● **Problem requirements**: The listing below is to be output in its exact form.

● **Extracted information**:
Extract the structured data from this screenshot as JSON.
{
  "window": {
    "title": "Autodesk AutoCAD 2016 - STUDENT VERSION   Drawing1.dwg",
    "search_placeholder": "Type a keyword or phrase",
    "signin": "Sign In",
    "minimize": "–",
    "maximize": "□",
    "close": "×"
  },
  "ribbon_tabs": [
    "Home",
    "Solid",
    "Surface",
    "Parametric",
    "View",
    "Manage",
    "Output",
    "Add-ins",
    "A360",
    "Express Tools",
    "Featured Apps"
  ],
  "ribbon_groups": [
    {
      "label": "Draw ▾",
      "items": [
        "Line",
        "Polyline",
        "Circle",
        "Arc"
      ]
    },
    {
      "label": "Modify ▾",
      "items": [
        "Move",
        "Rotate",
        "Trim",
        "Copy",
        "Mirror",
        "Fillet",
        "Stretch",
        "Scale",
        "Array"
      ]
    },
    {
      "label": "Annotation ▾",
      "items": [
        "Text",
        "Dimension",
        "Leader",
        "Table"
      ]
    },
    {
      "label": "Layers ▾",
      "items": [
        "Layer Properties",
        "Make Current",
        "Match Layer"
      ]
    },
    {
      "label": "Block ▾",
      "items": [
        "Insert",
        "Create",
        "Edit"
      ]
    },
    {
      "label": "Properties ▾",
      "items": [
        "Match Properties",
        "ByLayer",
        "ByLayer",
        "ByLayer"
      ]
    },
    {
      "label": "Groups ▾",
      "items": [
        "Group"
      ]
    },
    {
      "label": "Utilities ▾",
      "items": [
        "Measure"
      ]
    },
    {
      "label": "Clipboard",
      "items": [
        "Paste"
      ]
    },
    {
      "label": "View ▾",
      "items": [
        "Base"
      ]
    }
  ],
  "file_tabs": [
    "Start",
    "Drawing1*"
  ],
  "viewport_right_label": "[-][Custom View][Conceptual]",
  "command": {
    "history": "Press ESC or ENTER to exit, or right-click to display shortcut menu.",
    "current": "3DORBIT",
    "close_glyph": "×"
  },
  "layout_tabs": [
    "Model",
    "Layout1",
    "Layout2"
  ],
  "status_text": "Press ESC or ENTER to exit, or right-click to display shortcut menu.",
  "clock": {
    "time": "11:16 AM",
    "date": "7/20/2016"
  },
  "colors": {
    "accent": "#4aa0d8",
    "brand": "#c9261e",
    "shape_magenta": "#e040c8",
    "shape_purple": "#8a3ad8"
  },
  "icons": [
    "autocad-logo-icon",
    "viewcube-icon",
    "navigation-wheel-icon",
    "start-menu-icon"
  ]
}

● **Solution to the problem**:
Extract the structured data from this screenshot as JSON.
{
  "window": {
    "title": "Autodesk AutoCAD 2016 - STUDENT VERSION   Drawing1.dwg",
    "search_placeholder": "Type a keyword or phrase",
    "signin": "Sign In",
    "minimize": "–",
    "maximize": "□",
    "close": "×"
  },
  "ribbon_tabs": [
    "Home",
    "Solid",
    "Surface",
    "Parametric",
    "View",
    "Manage",
    "Output",
    "Add-ins",
    "A360",
    "Express Tools",
    "Featured Apps"
  ],
  "ribbon_groups": [
    {
      "label": "Draw ▾",
      "items": [
        "Line",
        "Polyline",
        "Circle",
        "Arc"
      ]
    },
    {
      "label": "Modify ▾",
      "items": [
        "Move",
        "Rotate",
        "Trim",
        "Copy",
        "Mirror",
        "Fillet",
        "Stretch",
        "Scale",
        "Array"
      ]
    },
    {
      "label": "Annotation ▾",
      "items": [
        "Text",
        "Dimension",
        "Leader",
        "Table"
      ]
    },
    {
      "label": "Layers ▾",
      "items": [
        "Layer Properties",
        "Make Current",
        "Match Layer"
      ]
    },
    {
      "label": "Block ▾",
      "items": [
        "Insert",
        "Create",
        "Edit"
      ]
    },
    {
      "label": "Properties ▾",
      "items": [
        "Match Properties",
        "ByLayer",
        "ByLayer",
        "ByLayer"
      ]
    },
    {
      "label": "Groups ▾",
      "items": [
        "Group"
      ]
    },
    {
      "label": "Utilities ▾",
      "items": [
        "Measure"
      ]
    },
    {
      "label": "Clipboard",
      "items": [
        "Paste"
      ]
    },
    {
      "label": "View ▾",
      "items": [
        "Base"
      ]
    }
  ],
  "file_tabs": [
    "Start",
    "Drawing1*"
  ],
  "viewport_right_label": "[-][Custom View][Conceptual]",
  "command": {
    "history": "Press ESC or ENTER to exit, or right-click to display shortcut menu.",
    "current": "3DORBIT",
    "close_glyph": "×"
  },
  "layout_tabs": [
    "Model",
    "Layout1",
    "Layout2"
  ],
  "status_text": "Press ESC or ENTER to exit, or right-click to display shortcut menu.",
  "clock": {
    "time": "11:16 AM",
    "date": "7/20/2016"
  },
  "colors": {
    "accent": "#4aa0d8",
    "brand": "#c9261e",
    "shape_magenta": "#e040c8",
    "shape_purple": "#8a3ad8"
  },
  "icons": [
    "autocad-logo-icon",
    "viewcube-icon",
    "navigation-wheel-icon",
    "start-menu-icon"
  ]
}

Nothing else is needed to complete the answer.